-- begin Passage --

# Colourheads for Beseler 23CII enlarger



## photojo92 (Sep 21, 2013)

I just bought a beseler 23CII enlarger and while I do b&w shooting from time to time I don't do it as often as I do colour these days. So I need a colourhead, do all colourheads from beseler fit every enlarger or do I have to specifically find a 23CII or III colorhead? Also would it maybe be cheaper to just use filters in the condenser head to develop colour photos or buy a used colourhead?


thanks


----------



## ann (Sep 21, 2013)

you need a head for that enlarger,  you can't use a color head from say a 45

It may be cheaper to use a set of color filters, hard to say. 

I would check on ebay, etc. to see if you can find a colorhead for the 23.

If not , i may have a set of filters that i can sell cheaply, but I will have to double check when i go into the lab on monday night


----------



## photojo92 (Sep 21, 2013)

-- end Passage --

Reproduce the entire forum thread on colorheads for the Beseler 23CII enlarger, keeping every word, line, and character unchanged.

-- begin Stored data --

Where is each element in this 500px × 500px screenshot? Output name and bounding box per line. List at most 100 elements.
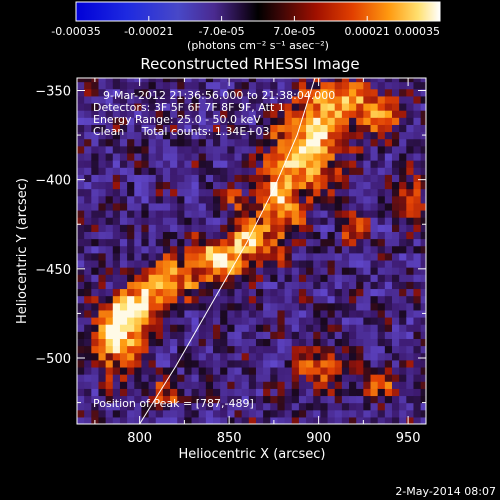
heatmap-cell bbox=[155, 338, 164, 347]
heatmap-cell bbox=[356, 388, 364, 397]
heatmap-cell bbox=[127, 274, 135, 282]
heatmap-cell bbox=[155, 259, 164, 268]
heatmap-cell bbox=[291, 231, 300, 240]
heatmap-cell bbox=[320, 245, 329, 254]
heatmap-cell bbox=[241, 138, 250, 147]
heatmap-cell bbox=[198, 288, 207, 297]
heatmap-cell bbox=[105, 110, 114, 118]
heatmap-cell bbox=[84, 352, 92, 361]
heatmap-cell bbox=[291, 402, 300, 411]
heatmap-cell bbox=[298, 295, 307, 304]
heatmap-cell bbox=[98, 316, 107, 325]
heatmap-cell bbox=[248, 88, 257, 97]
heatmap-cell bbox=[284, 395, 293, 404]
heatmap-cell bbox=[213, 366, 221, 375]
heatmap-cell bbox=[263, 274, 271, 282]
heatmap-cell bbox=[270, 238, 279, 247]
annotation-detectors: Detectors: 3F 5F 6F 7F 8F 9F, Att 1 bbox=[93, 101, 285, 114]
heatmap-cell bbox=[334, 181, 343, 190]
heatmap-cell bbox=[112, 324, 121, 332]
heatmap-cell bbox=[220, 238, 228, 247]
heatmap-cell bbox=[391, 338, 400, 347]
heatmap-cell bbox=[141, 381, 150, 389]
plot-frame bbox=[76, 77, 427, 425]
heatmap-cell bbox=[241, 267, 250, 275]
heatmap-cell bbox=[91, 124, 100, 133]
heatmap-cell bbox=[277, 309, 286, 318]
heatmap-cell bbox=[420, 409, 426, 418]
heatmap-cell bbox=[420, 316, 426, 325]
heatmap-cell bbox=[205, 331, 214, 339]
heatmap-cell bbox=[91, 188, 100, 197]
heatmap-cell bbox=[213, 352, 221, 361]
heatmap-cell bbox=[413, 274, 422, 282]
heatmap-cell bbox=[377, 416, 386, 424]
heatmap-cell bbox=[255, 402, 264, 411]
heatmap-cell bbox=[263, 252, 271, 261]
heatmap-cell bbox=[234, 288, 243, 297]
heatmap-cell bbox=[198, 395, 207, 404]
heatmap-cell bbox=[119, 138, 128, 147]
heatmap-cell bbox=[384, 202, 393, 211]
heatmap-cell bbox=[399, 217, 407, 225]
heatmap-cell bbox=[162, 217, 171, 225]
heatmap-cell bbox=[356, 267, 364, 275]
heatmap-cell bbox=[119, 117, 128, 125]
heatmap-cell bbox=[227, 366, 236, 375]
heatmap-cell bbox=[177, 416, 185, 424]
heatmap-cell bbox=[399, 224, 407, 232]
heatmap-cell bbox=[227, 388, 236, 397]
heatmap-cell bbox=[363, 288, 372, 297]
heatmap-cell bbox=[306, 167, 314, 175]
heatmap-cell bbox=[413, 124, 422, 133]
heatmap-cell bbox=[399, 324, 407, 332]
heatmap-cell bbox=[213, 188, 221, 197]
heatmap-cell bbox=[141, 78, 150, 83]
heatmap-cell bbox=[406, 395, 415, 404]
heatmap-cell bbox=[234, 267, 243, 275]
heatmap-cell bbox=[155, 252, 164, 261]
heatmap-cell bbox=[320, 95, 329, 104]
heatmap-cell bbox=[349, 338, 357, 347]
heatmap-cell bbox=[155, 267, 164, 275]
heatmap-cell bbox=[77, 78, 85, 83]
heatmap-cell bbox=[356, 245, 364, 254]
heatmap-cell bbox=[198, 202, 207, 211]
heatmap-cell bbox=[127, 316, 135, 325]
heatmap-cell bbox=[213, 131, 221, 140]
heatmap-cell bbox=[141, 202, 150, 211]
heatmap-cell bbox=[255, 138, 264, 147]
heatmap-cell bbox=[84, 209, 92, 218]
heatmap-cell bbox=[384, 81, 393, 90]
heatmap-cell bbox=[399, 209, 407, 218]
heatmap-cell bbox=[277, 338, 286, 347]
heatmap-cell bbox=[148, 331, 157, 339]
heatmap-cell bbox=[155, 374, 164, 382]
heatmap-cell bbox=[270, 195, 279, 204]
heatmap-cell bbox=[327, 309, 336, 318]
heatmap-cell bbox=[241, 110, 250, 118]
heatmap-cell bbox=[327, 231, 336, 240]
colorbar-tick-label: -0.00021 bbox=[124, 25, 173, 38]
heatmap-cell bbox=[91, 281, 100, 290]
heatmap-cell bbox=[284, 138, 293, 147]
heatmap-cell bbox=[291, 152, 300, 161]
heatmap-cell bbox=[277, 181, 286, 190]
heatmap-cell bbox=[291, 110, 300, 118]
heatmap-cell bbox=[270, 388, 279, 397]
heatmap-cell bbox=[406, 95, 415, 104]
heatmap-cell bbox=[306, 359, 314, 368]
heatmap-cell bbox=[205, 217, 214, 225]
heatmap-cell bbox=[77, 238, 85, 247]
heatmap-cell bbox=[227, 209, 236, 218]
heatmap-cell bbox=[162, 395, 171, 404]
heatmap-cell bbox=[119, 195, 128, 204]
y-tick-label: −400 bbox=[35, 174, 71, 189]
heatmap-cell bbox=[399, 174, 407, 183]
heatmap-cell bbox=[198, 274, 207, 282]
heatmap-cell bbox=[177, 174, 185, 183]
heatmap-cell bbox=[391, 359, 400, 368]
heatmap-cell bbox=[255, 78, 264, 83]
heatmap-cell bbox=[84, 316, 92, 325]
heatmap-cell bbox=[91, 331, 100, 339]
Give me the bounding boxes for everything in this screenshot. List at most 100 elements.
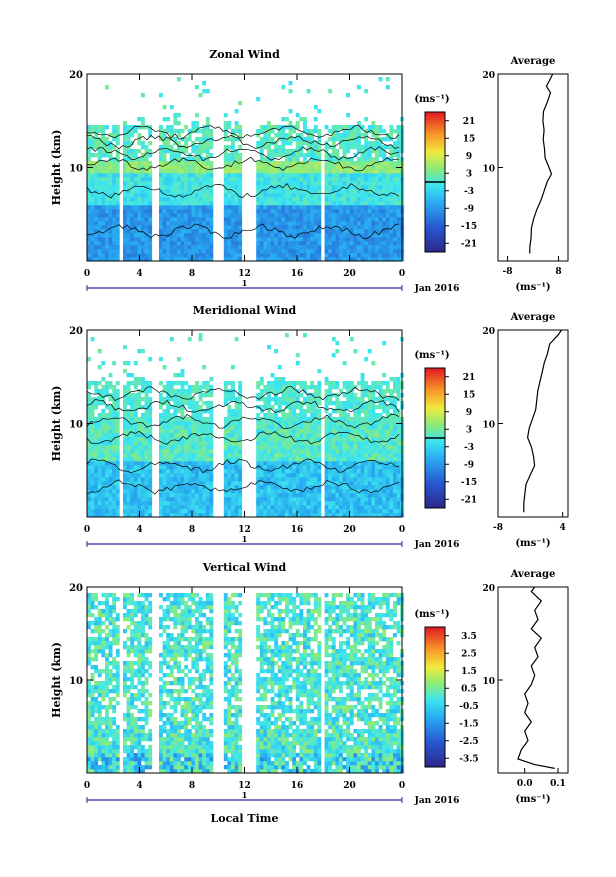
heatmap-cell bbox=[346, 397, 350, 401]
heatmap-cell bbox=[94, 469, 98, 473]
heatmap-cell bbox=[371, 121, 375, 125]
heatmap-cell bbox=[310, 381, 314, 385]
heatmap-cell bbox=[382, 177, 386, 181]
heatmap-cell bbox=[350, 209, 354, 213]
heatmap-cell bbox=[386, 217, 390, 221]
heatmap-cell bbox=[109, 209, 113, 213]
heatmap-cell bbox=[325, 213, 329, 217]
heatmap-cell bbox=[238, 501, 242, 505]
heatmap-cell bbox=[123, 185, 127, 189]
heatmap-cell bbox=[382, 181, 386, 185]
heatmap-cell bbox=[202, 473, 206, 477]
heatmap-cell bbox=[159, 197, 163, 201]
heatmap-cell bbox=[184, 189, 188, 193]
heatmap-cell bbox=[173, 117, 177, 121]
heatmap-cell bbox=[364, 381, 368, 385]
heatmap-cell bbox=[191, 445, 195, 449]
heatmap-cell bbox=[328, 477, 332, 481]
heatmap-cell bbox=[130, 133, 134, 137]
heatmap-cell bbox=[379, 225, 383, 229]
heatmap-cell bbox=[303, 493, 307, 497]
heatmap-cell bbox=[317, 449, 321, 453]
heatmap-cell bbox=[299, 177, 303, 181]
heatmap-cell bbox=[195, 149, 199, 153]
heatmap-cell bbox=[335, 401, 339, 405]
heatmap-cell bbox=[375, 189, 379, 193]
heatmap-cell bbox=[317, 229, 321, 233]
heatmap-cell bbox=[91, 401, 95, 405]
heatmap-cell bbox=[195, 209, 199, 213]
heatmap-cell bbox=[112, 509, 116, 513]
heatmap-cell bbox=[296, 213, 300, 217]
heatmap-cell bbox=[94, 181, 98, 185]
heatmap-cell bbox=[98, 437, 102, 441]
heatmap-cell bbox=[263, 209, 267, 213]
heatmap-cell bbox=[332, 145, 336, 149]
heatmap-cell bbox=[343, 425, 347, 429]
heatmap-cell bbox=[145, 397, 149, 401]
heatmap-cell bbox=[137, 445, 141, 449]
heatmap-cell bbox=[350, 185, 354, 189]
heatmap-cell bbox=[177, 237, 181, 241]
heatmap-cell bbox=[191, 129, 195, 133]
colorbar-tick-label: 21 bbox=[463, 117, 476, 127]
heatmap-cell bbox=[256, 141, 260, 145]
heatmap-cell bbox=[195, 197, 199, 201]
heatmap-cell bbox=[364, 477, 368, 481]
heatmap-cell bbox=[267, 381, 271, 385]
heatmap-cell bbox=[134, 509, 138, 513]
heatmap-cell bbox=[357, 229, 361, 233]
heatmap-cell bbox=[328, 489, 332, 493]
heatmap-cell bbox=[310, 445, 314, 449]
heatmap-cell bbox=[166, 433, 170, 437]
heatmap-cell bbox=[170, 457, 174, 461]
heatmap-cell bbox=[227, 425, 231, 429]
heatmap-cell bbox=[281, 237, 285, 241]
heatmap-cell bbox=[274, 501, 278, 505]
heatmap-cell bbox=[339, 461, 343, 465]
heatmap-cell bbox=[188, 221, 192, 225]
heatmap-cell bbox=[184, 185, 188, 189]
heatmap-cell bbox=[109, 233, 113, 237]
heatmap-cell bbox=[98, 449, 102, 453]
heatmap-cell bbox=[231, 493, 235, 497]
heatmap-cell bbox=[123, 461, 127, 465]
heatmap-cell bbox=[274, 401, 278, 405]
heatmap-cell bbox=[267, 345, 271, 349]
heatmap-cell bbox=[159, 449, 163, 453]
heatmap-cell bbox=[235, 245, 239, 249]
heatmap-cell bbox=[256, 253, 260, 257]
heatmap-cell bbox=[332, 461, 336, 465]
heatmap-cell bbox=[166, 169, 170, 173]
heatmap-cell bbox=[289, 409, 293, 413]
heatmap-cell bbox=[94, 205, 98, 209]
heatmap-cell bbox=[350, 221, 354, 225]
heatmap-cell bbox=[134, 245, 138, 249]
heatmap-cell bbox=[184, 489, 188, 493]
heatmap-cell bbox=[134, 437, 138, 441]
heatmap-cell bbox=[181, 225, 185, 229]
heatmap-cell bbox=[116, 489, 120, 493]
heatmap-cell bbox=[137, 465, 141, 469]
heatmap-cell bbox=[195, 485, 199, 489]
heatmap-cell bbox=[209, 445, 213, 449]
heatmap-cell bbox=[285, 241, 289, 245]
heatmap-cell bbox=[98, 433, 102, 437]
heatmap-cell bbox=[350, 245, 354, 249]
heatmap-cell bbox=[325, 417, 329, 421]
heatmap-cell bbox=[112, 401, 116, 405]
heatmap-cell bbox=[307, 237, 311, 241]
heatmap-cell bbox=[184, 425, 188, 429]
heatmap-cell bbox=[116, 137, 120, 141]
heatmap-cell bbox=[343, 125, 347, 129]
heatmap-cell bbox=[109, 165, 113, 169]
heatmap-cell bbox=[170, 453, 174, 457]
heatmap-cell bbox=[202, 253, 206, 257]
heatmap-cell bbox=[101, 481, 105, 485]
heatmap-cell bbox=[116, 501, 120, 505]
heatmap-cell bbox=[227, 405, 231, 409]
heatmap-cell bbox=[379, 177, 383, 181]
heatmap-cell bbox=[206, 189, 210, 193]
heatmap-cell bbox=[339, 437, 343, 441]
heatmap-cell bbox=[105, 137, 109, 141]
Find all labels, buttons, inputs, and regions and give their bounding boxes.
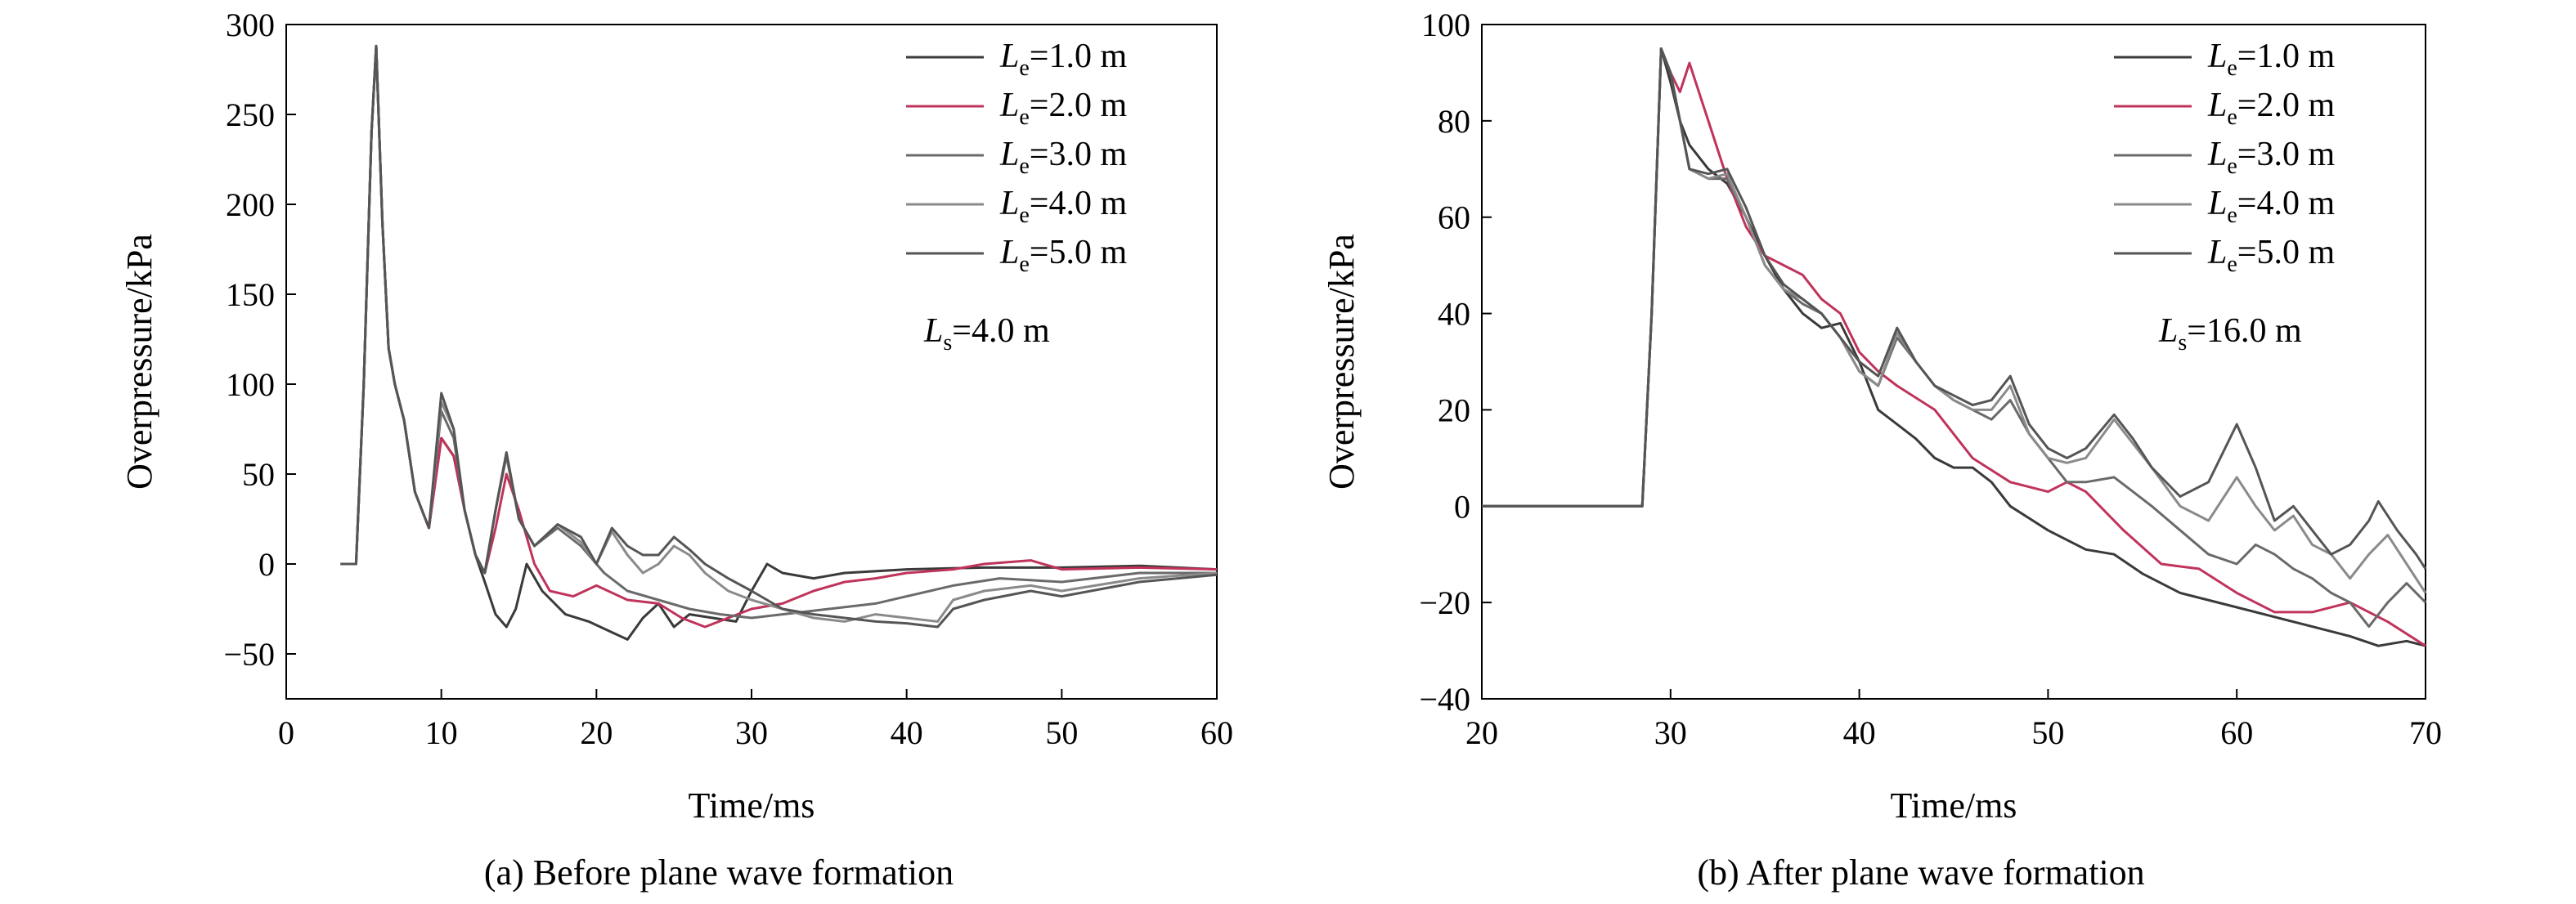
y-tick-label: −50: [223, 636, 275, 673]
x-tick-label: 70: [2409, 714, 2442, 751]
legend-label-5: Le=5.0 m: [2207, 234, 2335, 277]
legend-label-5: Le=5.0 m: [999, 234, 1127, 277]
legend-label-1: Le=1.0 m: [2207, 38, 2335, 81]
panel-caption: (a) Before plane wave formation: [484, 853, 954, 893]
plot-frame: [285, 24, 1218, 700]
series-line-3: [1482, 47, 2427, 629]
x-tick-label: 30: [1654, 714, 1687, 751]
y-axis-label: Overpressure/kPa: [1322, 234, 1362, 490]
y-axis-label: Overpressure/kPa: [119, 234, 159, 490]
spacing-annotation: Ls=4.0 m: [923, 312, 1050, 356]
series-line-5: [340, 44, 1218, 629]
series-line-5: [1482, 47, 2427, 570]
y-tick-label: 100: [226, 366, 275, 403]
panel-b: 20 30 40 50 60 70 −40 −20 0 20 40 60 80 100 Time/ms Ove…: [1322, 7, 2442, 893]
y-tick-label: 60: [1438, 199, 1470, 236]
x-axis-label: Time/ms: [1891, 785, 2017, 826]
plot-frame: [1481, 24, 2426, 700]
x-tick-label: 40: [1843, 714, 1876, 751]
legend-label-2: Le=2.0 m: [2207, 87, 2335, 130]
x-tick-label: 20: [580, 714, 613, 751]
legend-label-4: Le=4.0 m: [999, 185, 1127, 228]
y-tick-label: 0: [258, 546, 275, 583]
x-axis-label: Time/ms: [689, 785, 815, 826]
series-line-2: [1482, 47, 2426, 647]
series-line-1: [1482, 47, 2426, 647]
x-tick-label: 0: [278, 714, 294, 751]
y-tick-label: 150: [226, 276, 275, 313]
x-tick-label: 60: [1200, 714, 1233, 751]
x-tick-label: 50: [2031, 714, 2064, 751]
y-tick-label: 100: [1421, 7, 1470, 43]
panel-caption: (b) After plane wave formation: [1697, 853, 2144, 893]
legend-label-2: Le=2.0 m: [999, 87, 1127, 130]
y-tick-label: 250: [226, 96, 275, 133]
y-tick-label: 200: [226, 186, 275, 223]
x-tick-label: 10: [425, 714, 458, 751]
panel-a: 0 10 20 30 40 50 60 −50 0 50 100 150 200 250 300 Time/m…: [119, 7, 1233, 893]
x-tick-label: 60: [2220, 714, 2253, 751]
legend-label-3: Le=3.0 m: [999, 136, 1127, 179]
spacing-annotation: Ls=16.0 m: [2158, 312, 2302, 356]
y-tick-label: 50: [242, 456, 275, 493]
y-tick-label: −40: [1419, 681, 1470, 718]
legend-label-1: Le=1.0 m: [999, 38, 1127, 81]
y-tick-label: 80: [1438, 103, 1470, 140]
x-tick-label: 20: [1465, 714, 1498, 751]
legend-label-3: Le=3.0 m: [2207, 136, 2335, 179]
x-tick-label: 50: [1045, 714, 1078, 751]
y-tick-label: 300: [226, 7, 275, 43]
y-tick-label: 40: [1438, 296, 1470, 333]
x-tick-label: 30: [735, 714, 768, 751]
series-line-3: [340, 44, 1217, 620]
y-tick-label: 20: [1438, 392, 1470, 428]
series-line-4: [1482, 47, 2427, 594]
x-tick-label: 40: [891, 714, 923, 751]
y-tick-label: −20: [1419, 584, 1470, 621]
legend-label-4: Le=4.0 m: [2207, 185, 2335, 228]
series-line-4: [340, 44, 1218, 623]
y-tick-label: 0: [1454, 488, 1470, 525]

-- end Stored data --

Correct output:
# Colourheads for Beseler 23CII enlarger



## photojo92 (Sep 21, 2013)

I just bought a beseler 23CII enlarger and while I do b&w shooting from time to time I don't do it as often as I do colour these days. So I need a colourhead, do all colourheads from beseler fit every enlarger or do I have to specifically find a 23CII or III colorhead? Also would it maybe be cheaper to just use filters in the condenser head to develop colour photos or buy a used colourhead?


thanks


----------



## ann (Sep 21, 2013)

you need a head for that enlarger,  you can't use a color head from say a 45

It may be cheaper to use a set of color filters, hard to say. 

I would check on ebay, etc. to see if you can find a colorhead for the 23.

If not , i may have a set of filters that i can sell cheaply, but I will have to double check when i go into the lab on monday night


----------



## photojo92 (Sep 21, 2013)